Retype the records that come next, word for word.

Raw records
======
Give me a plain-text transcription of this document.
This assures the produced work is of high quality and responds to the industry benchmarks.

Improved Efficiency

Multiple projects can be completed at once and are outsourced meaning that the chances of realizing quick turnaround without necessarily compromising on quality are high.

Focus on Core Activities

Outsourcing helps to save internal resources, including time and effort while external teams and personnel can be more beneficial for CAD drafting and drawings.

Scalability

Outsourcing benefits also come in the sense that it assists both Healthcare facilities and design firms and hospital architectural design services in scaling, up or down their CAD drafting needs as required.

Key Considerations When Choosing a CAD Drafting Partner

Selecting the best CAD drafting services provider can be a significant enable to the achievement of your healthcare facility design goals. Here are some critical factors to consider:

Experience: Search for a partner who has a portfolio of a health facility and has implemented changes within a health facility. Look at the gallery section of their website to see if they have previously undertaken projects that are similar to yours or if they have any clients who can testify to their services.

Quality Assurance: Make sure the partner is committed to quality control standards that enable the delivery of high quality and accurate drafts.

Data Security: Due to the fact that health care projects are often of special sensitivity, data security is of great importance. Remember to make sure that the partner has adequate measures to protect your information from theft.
======
Output of the exercise:
Give me a plain-text transcription of this document.
This assures the produced work is of high quality and responds to the industry benchmarks.

Improved Efficiency

Multiple projects can be completed at once and are outsourced meaning that the chances of realizing quick turnaround without necessarily compromising on quality are high.

Focus on Core Activities

Outsourcing helps to save internal resources, including time and effort while external teams and personnel can be more beneficial for CAD drafting and drawings.

Scalability

Outsourcing benefits also come in the sense that it assists both Healthcare facilities and design firms and hospital architectural design services in scaling, up or down their CAD drafting needs as required.

Key Considerations When Choosing a CAD Drafting Partner

Selecting the best CAD drafting services provider can be a significant enable to the achievement of your healthcare facility design goals. Here are some critical factors to consider:

Experience: Search for a partner who has a portfolio of a health facility and has implemented changes within a health facility. Look at the gallery section of their website to see if they have previously undertaken projects that are similar to yours or if they have any clients who can testify to their services.

Quality Assurance: Make sure the partner is committed to quality control standards that enable the delivery of high quality and accurate drafts.

Data Security: Due to the fact that health care projects are often of special sensitivity, data security is of great importance. Remember to make sure that the partner has adequate measures to protect your information from theft.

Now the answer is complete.